The records:
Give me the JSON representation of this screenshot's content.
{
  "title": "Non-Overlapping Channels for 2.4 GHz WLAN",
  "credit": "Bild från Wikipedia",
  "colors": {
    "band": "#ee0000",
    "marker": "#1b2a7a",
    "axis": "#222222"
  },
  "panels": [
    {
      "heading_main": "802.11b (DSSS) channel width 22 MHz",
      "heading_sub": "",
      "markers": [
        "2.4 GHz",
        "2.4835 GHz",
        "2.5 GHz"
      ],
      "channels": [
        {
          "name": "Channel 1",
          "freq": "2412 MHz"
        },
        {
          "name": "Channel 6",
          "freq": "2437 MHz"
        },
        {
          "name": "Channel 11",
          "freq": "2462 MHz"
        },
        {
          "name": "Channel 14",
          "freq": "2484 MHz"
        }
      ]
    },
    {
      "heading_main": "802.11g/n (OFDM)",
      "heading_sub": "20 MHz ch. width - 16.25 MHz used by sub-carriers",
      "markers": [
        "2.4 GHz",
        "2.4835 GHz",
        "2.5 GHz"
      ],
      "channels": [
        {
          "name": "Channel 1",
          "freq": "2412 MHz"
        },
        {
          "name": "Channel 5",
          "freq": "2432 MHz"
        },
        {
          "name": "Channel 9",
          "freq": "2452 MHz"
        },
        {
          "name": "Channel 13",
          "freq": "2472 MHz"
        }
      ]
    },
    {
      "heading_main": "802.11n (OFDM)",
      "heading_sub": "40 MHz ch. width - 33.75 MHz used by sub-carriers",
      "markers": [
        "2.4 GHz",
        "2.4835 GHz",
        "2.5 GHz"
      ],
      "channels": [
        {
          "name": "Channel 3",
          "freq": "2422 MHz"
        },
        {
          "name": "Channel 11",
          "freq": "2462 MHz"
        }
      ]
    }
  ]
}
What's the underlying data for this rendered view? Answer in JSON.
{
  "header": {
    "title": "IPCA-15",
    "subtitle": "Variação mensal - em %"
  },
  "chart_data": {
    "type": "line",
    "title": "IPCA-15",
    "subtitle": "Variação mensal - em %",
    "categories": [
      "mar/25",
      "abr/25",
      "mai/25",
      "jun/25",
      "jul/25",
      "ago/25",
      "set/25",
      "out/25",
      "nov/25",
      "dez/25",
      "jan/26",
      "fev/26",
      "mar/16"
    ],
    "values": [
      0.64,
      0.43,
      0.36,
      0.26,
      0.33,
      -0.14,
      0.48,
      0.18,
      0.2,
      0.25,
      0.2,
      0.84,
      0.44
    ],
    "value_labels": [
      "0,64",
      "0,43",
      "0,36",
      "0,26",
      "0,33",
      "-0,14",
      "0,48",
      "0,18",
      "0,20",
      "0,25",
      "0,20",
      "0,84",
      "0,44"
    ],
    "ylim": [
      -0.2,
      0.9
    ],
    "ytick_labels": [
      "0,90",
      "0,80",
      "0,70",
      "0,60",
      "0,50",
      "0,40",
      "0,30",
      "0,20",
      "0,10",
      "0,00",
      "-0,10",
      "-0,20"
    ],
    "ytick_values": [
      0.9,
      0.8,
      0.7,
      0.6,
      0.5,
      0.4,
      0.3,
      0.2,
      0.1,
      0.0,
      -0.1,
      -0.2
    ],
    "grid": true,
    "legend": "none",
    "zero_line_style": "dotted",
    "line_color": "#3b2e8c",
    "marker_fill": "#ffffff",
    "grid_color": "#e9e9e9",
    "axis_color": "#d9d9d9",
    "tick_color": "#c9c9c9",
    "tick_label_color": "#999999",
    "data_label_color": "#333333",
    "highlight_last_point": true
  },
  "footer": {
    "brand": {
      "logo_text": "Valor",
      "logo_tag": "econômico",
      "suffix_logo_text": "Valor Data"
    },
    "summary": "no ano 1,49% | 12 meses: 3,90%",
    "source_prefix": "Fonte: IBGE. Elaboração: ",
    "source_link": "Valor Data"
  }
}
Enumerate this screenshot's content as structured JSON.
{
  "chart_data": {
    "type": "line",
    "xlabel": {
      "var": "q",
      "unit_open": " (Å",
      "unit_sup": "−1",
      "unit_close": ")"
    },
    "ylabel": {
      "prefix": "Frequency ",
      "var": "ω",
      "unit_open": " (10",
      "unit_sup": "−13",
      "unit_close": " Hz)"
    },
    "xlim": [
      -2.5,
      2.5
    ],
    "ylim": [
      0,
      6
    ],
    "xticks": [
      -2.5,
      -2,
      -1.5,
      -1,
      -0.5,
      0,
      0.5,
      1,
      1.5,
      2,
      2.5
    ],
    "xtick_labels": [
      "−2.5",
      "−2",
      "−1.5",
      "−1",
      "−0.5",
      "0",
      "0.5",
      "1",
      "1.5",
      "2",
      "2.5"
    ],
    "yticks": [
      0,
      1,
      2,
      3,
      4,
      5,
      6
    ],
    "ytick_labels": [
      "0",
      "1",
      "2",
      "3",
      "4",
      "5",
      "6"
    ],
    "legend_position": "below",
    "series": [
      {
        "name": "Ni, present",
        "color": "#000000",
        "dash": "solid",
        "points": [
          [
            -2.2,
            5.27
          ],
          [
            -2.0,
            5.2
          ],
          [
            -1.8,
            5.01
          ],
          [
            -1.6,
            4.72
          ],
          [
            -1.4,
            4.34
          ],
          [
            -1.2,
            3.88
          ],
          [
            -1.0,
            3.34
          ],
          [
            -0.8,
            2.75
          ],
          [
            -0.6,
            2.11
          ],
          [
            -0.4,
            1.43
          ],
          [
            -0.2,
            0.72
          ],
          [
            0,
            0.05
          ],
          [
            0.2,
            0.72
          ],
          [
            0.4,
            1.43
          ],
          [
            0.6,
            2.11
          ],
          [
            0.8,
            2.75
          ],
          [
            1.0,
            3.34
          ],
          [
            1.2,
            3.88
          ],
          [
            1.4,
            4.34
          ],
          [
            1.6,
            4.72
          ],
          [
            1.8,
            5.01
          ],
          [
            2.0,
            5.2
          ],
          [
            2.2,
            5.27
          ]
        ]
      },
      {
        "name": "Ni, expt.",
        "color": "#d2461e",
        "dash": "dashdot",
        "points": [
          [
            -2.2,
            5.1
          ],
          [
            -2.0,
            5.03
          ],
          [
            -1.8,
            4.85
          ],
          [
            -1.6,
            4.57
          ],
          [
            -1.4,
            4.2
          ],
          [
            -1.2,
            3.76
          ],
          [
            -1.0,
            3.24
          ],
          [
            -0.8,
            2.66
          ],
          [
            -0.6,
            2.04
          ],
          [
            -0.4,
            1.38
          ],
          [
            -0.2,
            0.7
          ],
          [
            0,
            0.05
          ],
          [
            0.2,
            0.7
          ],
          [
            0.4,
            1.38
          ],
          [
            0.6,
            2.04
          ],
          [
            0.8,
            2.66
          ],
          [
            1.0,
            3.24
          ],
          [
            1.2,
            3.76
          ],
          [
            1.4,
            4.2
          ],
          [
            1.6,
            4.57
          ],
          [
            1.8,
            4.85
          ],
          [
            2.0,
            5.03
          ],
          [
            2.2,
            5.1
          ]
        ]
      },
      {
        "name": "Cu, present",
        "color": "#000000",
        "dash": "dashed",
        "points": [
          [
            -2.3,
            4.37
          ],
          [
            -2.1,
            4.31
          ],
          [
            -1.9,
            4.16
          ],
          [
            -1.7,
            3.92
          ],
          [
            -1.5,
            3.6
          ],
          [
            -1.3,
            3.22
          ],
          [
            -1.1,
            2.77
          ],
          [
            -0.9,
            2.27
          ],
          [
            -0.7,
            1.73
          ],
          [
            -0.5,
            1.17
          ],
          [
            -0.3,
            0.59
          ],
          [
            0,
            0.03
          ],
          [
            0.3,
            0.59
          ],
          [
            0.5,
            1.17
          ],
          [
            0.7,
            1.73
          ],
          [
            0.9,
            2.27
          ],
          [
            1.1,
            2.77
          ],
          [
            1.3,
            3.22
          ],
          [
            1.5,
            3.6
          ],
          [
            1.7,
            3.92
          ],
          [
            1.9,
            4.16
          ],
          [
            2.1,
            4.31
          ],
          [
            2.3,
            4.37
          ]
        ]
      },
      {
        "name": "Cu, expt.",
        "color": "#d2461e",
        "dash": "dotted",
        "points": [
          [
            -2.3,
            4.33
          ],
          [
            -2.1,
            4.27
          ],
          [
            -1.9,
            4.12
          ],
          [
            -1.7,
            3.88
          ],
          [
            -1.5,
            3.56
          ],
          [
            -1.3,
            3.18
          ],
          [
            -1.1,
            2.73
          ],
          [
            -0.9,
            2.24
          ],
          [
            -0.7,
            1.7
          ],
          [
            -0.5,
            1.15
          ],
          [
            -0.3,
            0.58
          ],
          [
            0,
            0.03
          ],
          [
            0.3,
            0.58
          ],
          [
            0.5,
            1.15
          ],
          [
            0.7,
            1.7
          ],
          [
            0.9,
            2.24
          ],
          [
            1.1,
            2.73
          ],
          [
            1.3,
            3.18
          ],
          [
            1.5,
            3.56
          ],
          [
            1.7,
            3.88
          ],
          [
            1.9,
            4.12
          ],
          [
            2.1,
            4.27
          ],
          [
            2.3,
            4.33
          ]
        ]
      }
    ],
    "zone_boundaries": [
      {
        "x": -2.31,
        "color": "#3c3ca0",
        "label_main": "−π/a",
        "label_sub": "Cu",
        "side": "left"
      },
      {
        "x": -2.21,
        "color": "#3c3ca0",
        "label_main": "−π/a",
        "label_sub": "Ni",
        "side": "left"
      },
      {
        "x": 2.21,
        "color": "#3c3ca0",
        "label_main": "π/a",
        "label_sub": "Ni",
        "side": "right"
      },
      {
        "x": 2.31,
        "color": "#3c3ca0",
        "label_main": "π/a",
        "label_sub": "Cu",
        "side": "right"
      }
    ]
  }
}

Aim:
Copy every line in the listing above where the string "width" turns up.

Result:
      "heading_main": "802.11b (DSSS) channel width 22 MHz",
      "heading_sub": "20 MHz ch. width - 16.25 MHz used by sub-carriers",
      "heading_sub": "40 MHz ch. width - 33.75 MHz used by sub-carriers",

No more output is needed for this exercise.